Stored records
** start **

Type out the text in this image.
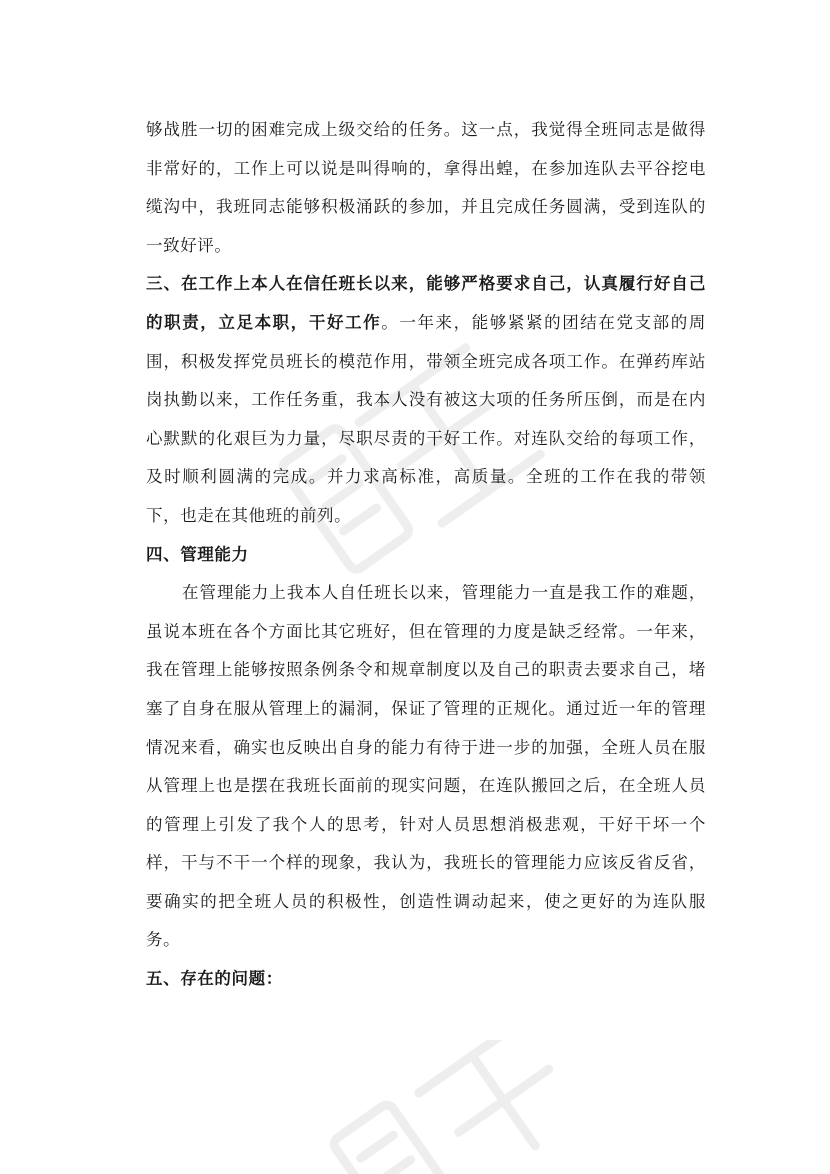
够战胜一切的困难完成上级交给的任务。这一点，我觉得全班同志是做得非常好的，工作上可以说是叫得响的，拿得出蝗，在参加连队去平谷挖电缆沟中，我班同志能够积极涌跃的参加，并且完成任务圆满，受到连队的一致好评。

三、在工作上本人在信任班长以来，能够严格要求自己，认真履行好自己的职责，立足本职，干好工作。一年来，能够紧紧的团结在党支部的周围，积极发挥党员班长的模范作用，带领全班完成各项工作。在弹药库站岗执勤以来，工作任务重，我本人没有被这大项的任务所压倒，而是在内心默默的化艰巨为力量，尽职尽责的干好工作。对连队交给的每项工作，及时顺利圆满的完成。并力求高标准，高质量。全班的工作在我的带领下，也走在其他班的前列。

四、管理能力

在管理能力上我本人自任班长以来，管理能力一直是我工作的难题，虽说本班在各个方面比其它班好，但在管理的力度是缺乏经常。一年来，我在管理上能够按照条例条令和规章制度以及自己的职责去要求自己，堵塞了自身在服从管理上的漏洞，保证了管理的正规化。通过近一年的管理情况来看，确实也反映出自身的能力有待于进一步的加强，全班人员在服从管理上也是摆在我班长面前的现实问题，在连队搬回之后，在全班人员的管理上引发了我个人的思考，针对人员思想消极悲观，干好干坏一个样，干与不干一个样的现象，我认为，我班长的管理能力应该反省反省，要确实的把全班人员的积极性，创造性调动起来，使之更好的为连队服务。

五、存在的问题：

** end **
** start **

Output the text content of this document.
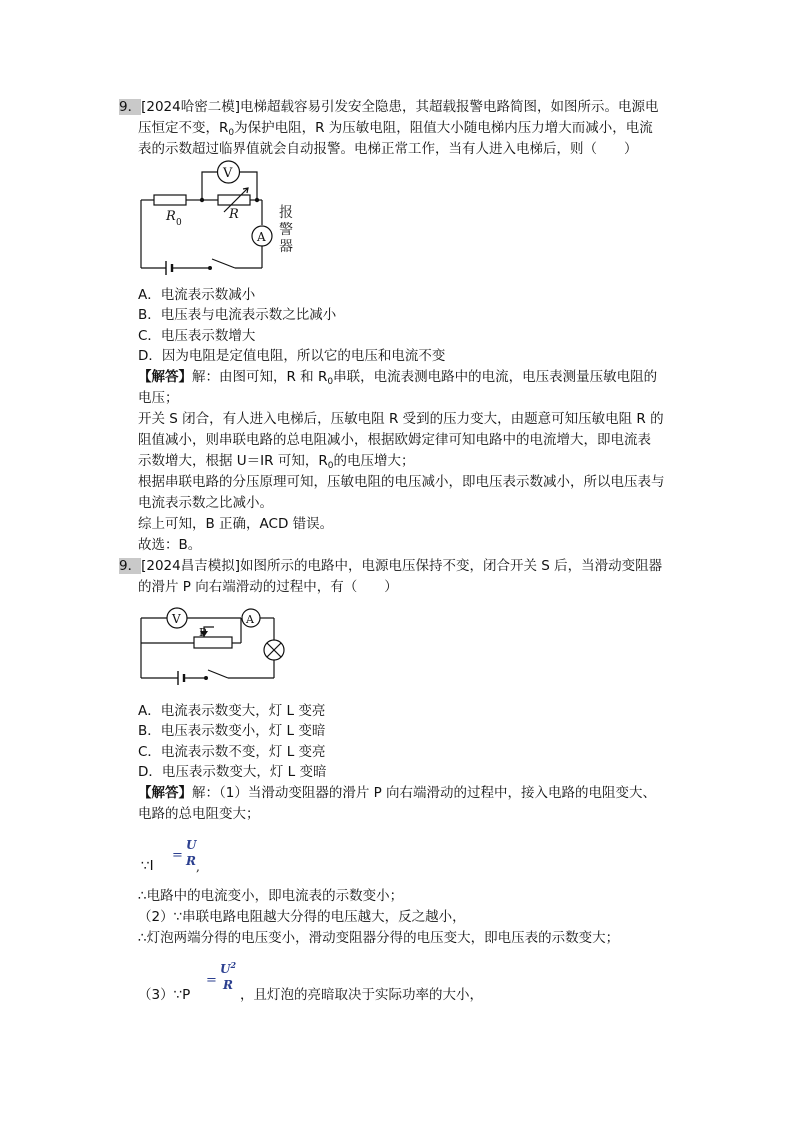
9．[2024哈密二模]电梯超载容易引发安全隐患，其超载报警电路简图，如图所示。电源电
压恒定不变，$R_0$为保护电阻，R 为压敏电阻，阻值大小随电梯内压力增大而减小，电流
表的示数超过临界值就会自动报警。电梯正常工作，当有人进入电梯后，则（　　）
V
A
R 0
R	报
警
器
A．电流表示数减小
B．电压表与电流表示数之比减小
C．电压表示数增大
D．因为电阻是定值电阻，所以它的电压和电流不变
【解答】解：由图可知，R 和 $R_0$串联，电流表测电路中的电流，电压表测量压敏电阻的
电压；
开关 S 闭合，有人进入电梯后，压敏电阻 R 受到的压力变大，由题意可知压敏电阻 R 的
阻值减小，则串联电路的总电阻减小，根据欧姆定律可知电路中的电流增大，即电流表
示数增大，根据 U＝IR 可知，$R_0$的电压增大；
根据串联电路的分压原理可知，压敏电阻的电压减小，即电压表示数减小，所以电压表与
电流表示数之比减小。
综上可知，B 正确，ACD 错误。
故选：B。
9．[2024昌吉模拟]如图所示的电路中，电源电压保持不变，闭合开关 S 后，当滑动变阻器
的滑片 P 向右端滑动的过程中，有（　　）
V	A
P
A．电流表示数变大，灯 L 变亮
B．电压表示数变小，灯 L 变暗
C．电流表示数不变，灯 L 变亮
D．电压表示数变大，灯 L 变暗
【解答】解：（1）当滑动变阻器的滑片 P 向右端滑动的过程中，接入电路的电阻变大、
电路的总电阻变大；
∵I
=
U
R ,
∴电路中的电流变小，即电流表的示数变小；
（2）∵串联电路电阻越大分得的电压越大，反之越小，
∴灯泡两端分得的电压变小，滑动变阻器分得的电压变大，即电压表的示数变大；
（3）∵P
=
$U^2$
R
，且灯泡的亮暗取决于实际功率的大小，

** end **
** start **

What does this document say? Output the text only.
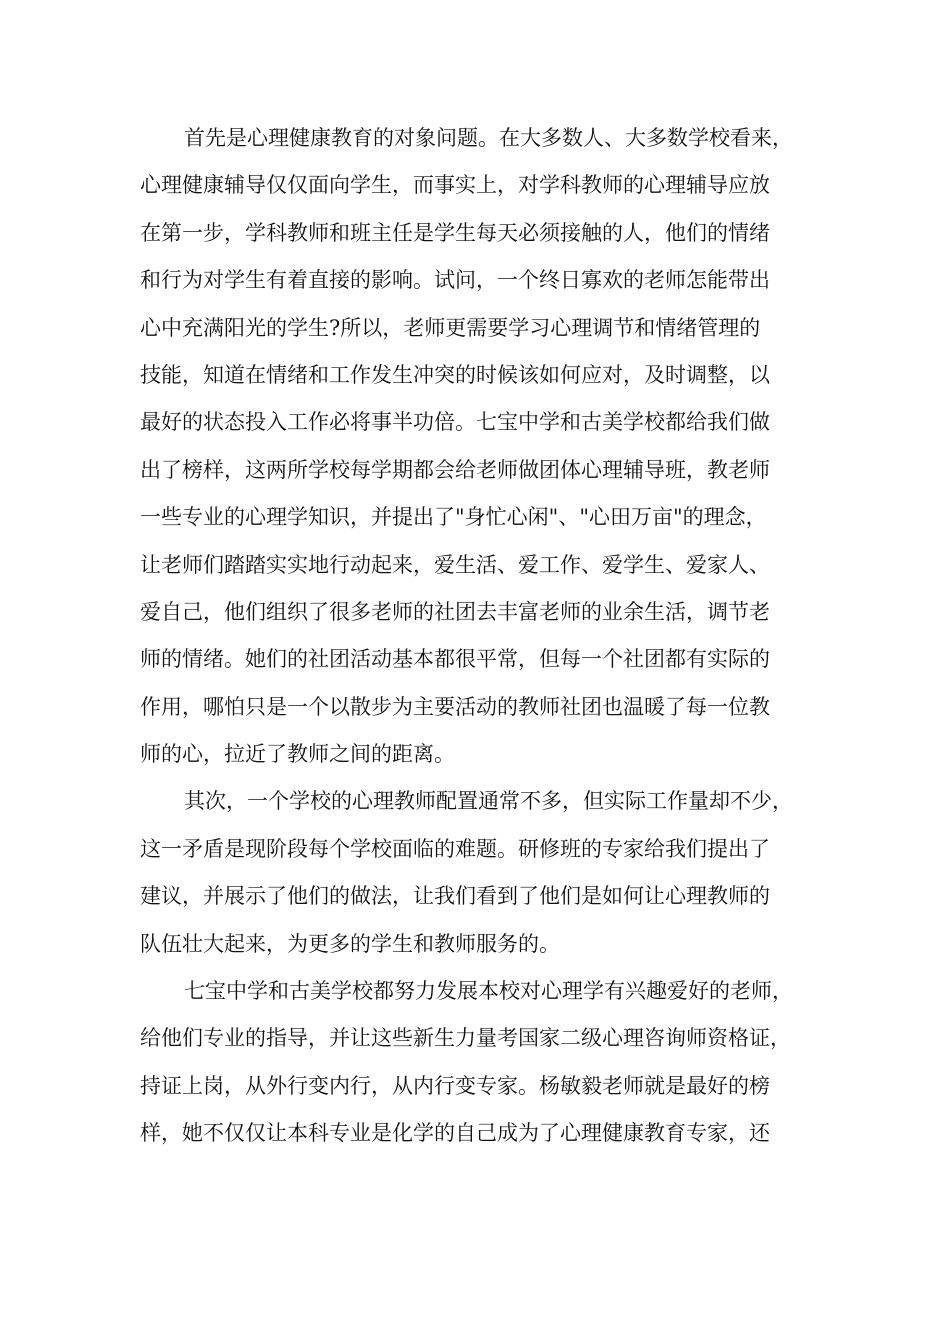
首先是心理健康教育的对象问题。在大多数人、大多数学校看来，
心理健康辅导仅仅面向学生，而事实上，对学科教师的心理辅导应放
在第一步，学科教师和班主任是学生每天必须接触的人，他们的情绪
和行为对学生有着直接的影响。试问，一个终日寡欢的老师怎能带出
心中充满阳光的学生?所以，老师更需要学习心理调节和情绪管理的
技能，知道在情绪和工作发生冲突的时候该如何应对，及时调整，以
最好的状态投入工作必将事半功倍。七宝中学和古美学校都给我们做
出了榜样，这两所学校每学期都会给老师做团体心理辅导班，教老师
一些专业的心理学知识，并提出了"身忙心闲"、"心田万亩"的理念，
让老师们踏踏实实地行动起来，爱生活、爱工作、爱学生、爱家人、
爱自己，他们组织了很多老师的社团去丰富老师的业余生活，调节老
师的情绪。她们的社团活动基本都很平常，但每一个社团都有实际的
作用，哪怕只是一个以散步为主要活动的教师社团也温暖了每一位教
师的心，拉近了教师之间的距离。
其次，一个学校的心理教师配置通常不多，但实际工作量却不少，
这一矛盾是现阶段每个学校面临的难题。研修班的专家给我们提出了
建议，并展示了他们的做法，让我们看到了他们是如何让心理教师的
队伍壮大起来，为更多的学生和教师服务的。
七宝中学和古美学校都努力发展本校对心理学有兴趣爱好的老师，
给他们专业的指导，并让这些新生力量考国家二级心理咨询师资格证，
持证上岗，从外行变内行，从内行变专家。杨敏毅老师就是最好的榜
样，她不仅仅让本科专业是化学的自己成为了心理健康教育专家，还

** end **

§ Directive
Which lines contain the word "Output"? Copy each one.

§ Completed task
Output the text content of this document.
What does this document say? Output the text only.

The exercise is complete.